• [What you are asked to do]:
Everything in the listing should be restated word for word.

** Start of Data **

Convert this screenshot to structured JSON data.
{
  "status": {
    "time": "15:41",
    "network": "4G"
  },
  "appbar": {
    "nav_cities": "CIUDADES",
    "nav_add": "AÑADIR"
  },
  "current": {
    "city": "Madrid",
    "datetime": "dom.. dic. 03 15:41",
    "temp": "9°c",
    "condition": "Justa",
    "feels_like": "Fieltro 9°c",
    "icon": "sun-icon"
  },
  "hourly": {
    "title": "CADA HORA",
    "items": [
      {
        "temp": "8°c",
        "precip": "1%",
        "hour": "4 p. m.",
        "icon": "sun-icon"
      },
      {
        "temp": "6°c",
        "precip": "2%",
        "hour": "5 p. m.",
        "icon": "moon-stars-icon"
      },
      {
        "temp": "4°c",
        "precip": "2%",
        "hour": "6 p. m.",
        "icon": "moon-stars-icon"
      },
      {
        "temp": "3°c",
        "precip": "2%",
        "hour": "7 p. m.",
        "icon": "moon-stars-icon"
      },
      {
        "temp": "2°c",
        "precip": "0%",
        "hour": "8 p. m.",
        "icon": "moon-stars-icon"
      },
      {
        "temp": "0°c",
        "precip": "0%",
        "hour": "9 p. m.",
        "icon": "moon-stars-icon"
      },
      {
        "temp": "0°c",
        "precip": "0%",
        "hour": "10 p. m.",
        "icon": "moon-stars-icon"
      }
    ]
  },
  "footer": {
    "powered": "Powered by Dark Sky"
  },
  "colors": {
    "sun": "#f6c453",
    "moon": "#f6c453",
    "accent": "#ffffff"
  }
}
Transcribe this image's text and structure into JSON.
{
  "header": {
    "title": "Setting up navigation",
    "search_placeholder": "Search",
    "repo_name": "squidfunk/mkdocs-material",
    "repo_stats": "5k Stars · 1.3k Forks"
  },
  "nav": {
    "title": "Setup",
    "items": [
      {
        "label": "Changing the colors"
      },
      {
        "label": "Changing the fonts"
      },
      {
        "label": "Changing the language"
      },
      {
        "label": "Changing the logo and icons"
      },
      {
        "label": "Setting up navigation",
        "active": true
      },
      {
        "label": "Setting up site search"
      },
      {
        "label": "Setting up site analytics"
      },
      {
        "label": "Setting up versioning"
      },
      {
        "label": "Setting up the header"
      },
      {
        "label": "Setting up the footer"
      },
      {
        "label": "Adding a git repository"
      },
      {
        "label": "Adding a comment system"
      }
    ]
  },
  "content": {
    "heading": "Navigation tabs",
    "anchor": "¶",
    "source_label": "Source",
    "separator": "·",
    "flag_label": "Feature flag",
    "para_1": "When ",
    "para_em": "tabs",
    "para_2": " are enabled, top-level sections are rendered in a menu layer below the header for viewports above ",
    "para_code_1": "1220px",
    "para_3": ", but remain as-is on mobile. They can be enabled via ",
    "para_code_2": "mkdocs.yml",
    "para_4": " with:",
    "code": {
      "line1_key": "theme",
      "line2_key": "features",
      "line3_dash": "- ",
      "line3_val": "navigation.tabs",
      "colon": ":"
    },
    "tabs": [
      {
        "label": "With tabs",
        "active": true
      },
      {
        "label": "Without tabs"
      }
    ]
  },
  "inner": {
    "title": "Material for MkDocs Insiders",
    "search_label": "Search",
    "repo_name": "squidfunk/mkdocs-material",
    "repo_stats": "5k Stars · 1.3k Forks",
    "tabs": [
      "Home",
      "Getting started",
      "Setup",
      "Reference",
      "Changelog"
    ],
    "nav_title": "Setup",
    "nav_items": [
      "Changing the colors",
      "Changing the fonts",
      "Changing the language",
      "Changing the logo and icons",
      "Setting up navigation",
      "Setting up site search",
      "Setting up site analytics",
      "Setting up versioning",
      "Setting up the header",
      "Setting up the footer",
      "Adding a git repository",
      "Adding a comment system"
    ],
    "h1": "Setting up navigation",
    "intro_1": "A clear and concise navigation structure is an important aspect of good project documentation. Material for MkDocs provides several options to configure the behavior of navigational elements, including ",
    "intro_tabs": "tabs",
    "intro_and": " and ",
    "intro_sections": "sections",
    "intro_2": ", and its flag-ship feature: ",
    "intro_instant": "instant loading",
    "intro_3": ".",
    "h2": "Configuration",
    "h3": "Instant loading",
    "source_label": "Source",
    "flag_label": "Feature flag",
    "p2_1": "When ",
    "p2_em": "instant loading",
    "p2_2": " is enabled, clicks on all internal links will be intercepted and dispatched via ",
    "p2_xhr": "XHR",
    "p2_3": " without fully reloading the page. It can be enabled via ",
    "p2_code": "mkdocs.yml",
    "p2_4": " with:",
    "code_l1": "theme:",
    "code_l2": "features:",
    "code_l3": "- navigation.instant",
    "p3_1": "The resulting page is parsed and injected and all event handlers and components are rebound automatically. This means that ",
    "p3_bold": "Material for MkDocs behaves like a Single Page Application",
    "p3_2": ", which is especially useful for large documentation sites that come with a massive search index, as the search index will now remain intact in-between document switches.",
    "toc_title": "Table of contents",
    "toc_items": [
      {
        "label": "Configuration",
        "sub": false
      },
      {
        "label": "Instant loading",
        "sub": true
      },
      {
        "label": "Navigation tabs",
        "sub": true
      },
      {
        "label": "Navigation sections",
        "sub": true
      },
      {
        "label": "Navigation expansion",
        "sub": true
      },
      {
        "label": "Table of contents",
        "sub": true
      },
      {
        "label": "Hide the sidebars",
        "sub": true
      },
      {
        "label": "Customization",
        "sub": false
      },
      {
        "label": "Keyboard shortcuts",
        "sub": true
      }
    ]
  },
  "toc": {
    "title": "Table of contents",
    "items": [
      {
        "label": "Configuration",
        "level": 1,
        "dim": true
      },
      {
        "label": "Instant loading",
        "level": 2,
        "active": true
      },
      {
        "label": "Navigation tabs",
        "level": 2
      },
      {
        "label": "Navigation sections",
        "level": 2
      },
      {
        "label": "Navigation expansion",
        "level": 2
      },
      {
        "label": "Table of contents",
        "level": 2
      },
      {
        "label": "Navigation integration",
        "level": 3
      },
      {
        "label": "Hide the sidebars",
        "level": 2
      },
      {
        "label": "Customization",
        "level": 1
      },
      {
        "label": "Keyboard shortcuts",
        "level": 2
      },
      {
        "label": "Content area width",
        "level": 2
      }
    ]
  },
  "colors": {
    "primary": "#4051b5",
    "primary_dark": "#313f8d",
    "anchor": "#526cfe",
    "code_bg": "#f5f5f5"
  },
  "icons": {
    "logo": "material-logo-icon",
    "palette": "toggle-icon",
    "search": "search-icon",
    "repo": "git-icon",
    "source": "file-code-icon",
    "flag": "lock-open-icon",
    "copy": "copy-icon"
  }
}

** End of Data **

• [Result]:
Convert this screenshot to structured JSON data.
{
  "status": {
    "time": "15:41",
    "network": "4G"
  },
  "appbar": {
    "nav_cities": "CIUDADES",
    "nav_add": "AÑADIR"
  },
  "current": {
    "city": "Madrid",
    "datetime": "dom.. dic. 03 15:41",
    "temp": "9°c",
    "condition": "Justa",
    "feels_like": "Fieltro 9°c",
    "icon": "sun-icon"
  },
  "hourly": {
    "title": "CADA HORA",
    "items": [
      {
        "temp": "8°c",
        "precip": "1%",
        "hour": "4 p. m.",
        "icon": "sun-icon"
      },
      {
        "temp": "6°c",
        "precip": "2%",
        "hour": "5 p. m.",
        "icon": "moon-stars-icon"
      },
      {
        "temp": "4°c",
        "precip": "2%",
        "hour": "6 p. m.",
        "icon": "moon-stars-icon"
      },
      {
        "temp": "3°c",
        "precip": "2%",
        "hour": "7 p. m.",
        "icon": "moon-stars-icon"
      },
      {
        "temp": "2°c",
        "precip": "0%",
        "hour": "8 p. m.",
        "icon": "moon-stars-icon"
      },
      {
        "temp": "0°c",
        "precip": "0%",
        "hour": "9 p. m.",
        "icon": "moon-stars-icon"
      },
      {
        "temp": "0°c",
        "precip": "0%",
        "hour": "10 p. m.",
        "icon": "moon-stars-icon"
      }
    ]
  },
  "footer": {
    "powered": "Powered by Dark Sky"
  },
  "colors": {
    "sun": "#f6c453",
    "moon": "#f6c453",
    "accent": "#ffffff"
  }
}
Transcribe this image's text and structure into JSON.
{
  "header": {
    "title": "Setting up navigation",
    "search_placeholder": "Search",
    "repo_name": "squidfunk/mkdocs-material",
    "repo_stats": "5k Stars · 1.3k Forks"
  },
  "nav": {
    "title": "Setup",
    "items": [
      {
        "label": "Changing the colors"
      },
      {
        "label": "Changing the fonts"
      },
      {
        "label": "Changing the language"
      },
      {
        "label": "Changing the logo and icons"
      },
      {
        "label": "Setting up navigation",
        "active": true
      },
      {
        "label": "Setting up site search"
      },
      {
        "label": "Setting up site analytics"
      },
      {
        "label": "Setting up versioning"
      },
      {
        "label": "Setting up the header"
      },
      {
        "label": "Setting up the footer"
      },
      {
        "label": "Adding a git repository"
      },
      {
        "label": "Adding a comment system"
      }
    ]
  },
  "content": {
    "heading": "Navigation tabs",
    "anchor": "¶",
    "source_label": "Source",
    "separator": "·",
    "flag_label": "Feature flag",
    "para_1": "When ",
    "para_em": "tabs",
    "para_2": " are enabled, top-level sections are rendered in a menu layer below the header for viewports above ",
    "para_code_1": "1220px",
    "para_3": ", but remain as-is on mobile. They can be enabled via ",
    "para_code_2": "mkdocs.yml",
    "para_4": " with:",
    "code": {
      "line1_key": "theme",
      "line2_key": "features",
      "line3_dash": "- ",
      "line3_val": "navigation.tabs",
      "colon": ":"
    },
    "tabs": [
      {
        "label": "With tabs",
        "active": true
      },
      {
        "label": "Without tabs"
      }
    ]
  },
  "inner": {
    "title": "Material for MkDocs Insiders",
    "search_label": "Search",
    "repo_name": "squidfunk/mkdocs-material",
    "repo_stats": "5k Stars · 1.3k Forks",
    "tabs": [
      "Home",
      "Getting started",
      "Setup",
      "Reference",
      "Changelog"
    ],
    "nav_title": "Setup",
    "nav_items": [
      "Changing the colors",
      "Changing the fonts",
      "Changing the language",
      "Changing the logo and icons",
      "Setting up navigation",
      "Setting up site search",
      "Setting up site analytics",
      "Setting up versioning",
      "Setting up the header",
      "Setting up the footer",
      "Adding a git repository",
      "Adding a comment system"
    ],
    "h1": "Setting up navigation",
    "intro_1": "A clear and concise navigation structure is an important aspect of good project documentation. Material for MkDocs provides several options to configure the behavior of navigational elements, including ",
    "intro_tabs": "tabs",
    "intro_and": " and ",
    "intro_sections": "sections",
    "intro_2": ", and its flag-ship feature: ",
    "intro_instant": "instant loading",
    "intro_3": ".",
    "h2": "Configuration",
    "h3": "Instant loading",
    "source_label": "Source",
    "flag_label": "Feature flag",
    "p2_1": "When ",
    "p2_em": "instant loading",
    "p2_2": " is enabled, clicks on all internal links will be intercepted and dispatched via ",
    "p2_xhr": "XHR",
    "p2_3": " without fully reloading the page. It can be enabled via ",
    "p2_code": "mkdocs.yml",
    "p2_4": " with:",
    "code_l1": "theme:",
    "code_l2": "features:",
    "code_l3": "- navigation.instant",
    "p3_1": "The resulting page is parsed and injected and all event handlers and components are rebound automatically. This means that ",
    "p3_bold": "Material for MkDocs behaves like a Single Page Application",
    "p3_2": ", which is especially useful for large documentation sites that come with a massive search index, as the search index will now remain intact in-between document switches.",
    "toc_title": "Table of contents",
    "toc_items": [
      {
        "label": "Configuration",
        "sub": false
      },
      {
        "label": "Instant loading",
        "sub": true
      },
      {
        "label": "Navigation tabs",
        "sub": true
      },
      {
        "label": "Navigation sections",
        "sub": true
      },
      {
        "label": "Navigation expansion",
        "sub": true
      },
      {
        "label": "Table of contents",
        "sub": true
      },
      {
        "label": "Hide the sidebars",
        "sub": true
      },
      {
        "label": "Customization",
        "sub": false
      },
      {
        "label": "Keyboard shortcuts",
        "sub": true
      }
    ]
  },
  "toc": {
    "title": "Table of contents",
    "items": [
      {
        "label": "Configuration",
        "level": 1,
        "dim": true
      },
      {
        "label": "Instant loading",
        "level": 2,
        "active": true
      },
      {
        "label": "Navigation tabs",
        "level": 2
      },
      {
        "label": "Navigation sections",
        "level": 2
      },
      {
        "label": "Navigation expansion",
        "level": 2
      },
      {
        "label": "Table of contents",
        "level": 2
      },
      {
        "label": "Navigation integration",
        "level": 3
      },
      {
        "label": "Hide the sidebars",
        "level": 2
      },
      {
        "label": "Customization",
        "level": 1
      },
      {
        "label": "Keyboard shortcuts",
        "level": 2
      },
      {
        "label": "Content area width",
        "level": 2
      }
    ]
  },
  "colors": {
    "primary": "#4051b5",
    "primary_dark": "#313f8d",
    "anchor": "#526cfe",
    "code_bg": "#f5f5f5"
  },
  "icons": {
    "logo": "material-logo-icon",
    "palette": "toggle-icon",
    "search": "search-icon",
    "repo": "git-icon",
    "source": "file-code-icon",
    "flag": "lock-open-icon",
    "copy": "copy-icon"
  }
}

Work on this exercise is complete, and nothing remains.